#### WORK TO COMPLETE
Copy each line below that includes "title".
(begin)
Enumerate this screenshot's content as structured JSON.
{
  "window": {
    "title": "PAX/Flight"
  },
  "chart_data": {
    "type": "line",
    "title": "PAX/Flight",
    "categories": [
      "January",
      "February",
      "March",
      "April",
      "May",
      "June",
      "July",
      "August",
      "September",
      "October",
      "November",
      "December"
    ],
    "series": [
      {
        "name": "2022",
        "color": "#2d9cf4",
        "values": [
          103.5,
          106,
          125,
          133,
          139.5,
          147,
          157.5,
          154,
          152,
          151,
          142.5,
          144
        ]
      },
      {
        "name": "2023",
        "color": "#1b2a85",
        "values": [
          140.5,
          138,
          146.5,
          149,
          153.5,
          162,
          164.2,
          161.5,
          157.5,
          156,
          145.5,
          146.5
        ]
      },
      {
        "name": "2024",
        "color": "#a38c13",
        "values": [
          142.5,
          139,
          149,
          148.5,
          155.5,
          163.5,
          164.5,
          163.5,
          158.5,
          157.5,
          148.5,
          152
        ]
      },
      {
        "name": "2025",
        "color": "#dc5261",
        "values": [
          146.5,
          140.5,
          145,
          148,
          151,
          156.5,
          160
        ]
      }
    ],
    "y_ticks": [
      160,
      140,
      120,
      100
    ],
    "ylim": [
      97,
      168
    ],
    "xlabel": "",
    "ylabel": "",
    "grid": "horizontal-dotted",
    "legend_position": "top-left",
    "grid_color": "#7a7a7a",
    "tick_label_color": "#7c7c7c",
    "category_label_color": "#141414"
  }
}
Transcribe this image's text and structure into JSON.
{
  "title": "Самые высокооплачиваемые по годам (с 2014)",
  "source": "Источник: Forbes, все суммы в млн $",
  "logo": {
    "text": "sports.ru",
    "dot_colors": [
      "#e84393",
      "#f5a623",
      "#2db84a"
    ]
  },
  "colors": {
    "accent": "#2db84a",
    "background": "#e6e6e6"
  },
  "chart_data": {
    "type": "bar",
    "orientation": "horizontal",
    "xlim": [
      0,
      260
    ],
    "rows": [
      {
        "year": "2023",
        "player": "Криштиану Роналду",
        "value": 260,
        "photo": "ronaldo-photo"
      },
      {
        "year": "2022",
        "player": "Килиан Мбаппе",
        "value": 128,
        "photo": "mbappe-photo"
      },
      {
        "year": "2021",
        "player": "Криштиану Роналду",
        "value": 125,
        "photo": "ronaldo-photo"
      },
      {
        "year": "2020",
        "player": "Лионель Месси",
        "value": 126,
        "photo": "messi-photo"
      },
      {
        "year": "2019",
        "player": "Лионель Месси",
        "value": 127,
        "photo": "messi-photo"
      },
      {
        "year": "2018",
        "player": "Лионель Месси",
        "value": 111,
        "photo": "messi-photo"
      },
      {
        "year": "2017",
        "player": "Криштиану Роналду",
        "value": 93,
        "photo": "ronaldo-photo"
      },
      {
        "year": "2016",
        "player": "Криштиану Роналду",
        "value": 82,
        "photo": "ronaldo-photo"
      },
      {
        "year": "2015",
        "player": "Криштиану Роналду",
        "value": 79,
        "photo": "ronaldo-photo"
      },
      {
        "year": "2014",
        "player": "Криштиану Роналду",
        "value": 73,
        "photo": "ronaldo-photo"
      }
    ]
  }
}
(end)
#### RESPONSE TO THIS EXERCISE
    "title": "PAX/Flight"
    "title": "PAX/Flight",
  "title": "Самые высокооплачиваемые по годам (с 2014)",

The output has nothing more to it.